- What is asked -
Return all of the data exactly as given.

::: Provided records :::

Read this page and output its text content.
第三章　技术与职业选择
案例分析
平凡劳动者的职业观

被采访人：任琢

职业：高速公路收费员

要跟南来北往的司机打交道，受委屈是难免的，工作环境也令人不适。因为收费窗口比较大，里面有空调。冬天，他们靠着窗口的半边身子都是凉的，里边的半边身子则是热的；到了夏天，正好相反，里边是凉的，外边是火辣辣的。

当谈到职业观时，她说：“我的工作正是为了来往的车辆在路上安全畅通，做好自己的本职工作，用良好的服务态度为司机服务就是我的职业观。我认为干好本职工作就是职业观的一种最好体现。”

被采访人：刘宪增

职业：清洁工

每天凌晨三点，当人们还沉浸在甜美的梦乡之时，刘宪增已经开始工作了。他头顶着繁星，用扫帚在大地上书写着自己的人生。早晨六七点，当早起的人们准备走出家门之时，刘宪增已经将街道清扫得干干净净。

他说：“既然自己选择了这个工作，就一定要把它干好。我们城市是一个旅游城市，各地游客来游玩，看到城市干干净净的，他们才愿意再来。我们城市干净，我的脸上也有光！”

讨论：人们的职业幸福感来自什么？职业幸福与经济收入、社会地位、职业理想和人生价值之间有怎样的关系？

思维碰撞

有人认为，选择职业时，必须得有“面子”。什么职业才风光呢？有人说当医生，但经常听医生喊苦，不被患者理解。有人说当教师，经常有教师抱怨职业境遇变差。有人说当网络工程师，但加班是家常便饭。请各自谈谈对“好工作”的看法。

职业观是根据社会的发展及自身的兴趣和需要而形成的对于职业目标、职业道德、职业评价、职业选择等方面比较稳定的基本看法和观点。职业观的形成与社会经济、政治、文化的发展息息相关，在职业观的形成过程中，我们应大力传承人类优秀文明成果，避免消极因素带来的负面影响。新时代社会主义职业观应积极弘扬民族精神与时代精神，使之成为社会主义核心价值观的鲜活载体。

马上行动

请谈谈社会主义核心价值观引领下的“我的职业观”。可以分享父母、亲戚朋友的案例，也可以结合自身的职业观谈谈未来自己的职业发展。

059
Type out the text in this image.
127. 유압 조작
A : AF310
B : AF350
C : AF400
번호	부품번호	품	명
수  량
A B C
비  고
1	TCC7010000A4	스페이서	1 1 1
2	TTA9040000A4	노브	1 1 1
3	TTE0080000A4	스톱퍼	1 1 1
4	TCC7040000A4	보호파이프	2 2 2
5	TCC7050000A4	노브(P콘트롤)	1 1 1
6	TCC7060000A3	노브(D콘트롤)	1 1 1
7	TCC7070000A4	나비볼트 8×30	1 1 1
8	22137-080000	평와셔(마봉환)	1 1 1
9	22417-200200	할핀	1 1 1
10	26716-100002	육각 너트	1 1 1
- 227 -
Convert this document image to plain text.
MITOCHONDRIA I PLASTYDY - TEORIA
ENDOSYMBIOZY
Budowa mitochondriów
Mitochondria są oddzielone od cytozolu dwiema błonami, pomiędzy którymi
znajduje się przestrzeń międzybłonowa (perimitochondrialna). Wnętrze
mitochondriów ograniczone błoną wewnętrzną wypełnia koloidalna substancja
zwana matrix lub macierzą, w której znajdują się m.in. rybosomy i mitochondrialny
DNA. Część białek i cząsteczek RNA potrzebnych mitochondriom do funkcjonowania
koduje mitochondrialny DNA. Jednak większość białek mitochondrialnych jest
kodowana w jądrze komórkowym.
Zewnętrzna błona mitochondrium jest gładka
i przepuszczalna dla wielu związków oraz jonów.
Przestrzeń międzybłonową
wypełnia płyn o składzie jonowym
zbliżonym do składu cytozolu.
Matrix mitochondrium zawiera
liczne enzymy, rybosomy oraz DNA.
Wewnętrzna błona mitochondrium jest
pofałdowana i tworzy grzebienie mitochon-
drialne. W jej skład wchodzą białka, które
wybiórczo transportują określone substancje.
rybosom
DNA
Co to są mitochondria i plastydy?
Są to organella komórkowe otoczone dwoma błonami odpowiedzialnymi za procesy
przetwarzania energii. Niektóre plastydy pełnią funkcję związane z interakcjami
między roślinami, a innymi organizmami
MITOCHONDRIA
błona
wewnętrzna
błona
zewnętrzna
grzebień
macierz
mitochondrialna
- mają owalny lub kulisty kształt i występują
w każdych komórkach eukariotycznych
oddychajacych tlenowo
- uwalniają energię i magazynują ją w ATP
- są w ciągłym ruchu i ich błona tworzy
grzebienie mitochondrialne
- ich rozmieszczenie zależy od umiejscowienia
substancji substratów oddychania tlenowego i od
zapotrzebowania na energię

:::

- Solution to the problem -
Read this page and output its text content.
第三章　技术与职业选择
案例分析
平凡劳动者的职业观

被采访人：任琢

职业：高速公路收费员

要跟南来北往的司机打交道，受委屈是难免的，工作环境也令人不适。因为收费窗口比较大，里面有空调。冬天，他们靠着窗口的半边身子都是凉的，里边的半边身子则是热的；到了夏天，正好相反，里边是凉的，外边是火辣辣的。

当谈到职业观时，她说：“我的工作正是为了来往的车辆在路上安全畅通，做好自己的本职工作，用良好的服务态度为司机服务就是我的职业观。我认为干好本职工作就是职业观的一种最好体现。”

被采访人：刘宪增

职业：清洁工

每天凌晨三点，当人们还沉浸在甜美的梦乡之时，刘宪增已经开始工作了。他头顶着繁星，用扫帚在大地上书写着自己的人生。早晨六七点，当早起的人们准备走出家门之时，刘宪增已经将街道清扫得干干净净。

他说：“既然自己选择了这个工作，就一定要把它干好。我们城市是一个旅游城市，各地游客来游玩，看到城市干干净净的，他们才愿意再来。我们城市干净，我的脸上也有光！”

讨论：人们的职业幸福感来自什么？职业幸福与经济收入、社会地位、职业理想和人生价值之间有怎样的关系？

思维碰撞

有人认为，选择职业时，必须得有“面子”。什么职业才风光呢？有人说当医生，但经常听医生喊苦，不被患者理解。有人说当教师，经常有教师抱怨职业境遇变差。有人说当网络工程师，但加班是家常便饭。请各自谈谈对“好工作”的看法。

职业观是根据社会的发展及自身的兴趣和需要而形成的对于职业目标、职业道德、职业评价、职业选择等方面比较稳定的基本看法和观点。职业观的形成与社会经济、政治、文化的发展息息相关，在职业观的形成过程中，我们应大力传承人类优秀文明成果，避免消极因素带来的负面影响。新时代社会主义职业观应积极弘扬民族精神与时代精神，使之成为社会主义核心价值观的鲜活载体。

马上行动

请谈谈社会主义核心价值观引领下的“我的职业观”。可以分享父母、亲戚朋友的案例，也可以结合自身的职业观谈谈未来自己的职业发展。

059
Type out the text in this image.
127. 유압 조작
A : AF310
B : AF350
C : AF400
번호	부품번호	품	명
수  량
A B C
비  고
1	TCC7010000A4	스페이서	1 1 1
2	TTA9040000A4	노브	1 1 1
3	TTE0080000A4	스톱퍼	1 1 1
4	TCC7040000A4	보호파이프	2 2 2
5	TCC7050000A4	노브(P콘트롤)	1 1 1
6	TCC7060000A3	노브(D콘트롤)	1 1 1
7	TCC7070000A4	나비볼트 8×30	1 1 1
8	22137-080000	평와셔(마봉환)	1 1 1
9	22417-200200	할핀	1 1 1
10	26716-100002	육각 너트	1 1 1
- 227 -
Convert this document image to plain text.
MITOCHONDRIA I PLASTYDY - TEORIA
ENDOSYMBIOZY
Budowa mitochondriów
Mitochondria są oddzielone od cytozolu dwiema błonami, pomiędzy którymi
znajduje się przestrzeń międzybłonowa (perimitochondrialna). Wnętrze
mitochondriów ograniczone błoną wewnętrzną wypełnia koloidalna substancja
zwana matrix lub macierzą, w której znajdują się m.in. rybosomy i mitochondrialny
DNA. Część białek i cząsteczek RNA potrzebnych mitochondriom do funkcjonowania
koduje mitochondrialny DNA. Jednak większość białek mitochondrialnych jest
kodowana w jądrze komórkowym.
Zewnętrzna błona mitochondrium jest gładka
i przepuszczalna dla wielu związków oraz jonów.
Przestrzeń międzybłonową
wypełnia płyn o składzie jonowym
zbliżonym do składu cytozolu.
Matrix mitochondrium zawiera
liczne enzymy, rybosomy oraz DNA.
Wewnętrzna błona mitochondrium jest
pofałdowana i tworzy grzebienie mitochon-
drialne. W jej skład wchodzą białka, które
wybiórczo transportują określone substancje.
rybosom
DNA
Co to są mitochondria i plastydy?
Są to organella komórkowe otoczone dwoma błonami odpowiedzialnymi za procesy
przetwarzania energii. Niektóre plastydy pełnią funkcję związane z interakcjami
między roślinami, a innymi organizmami
MITOCHONDRIA
błona
wewnętrzna
błona
zewnętrzna
grzebień
macierz
mitochondrialna
- mają owalny lub kulisty kształt i występują
w każdych komórkach eukariotycznych
oddychajacych tlenowo
- uwalniają energię i magazynują ją w ATP
- są w ciągłym ruchu i ich błona tworzy
grzebienie mitochondrialne
- ich rozmieszczenie zależy od umiejscowienia
substancji substratów oddychania tlenowego i od
zapotrzebowania na energię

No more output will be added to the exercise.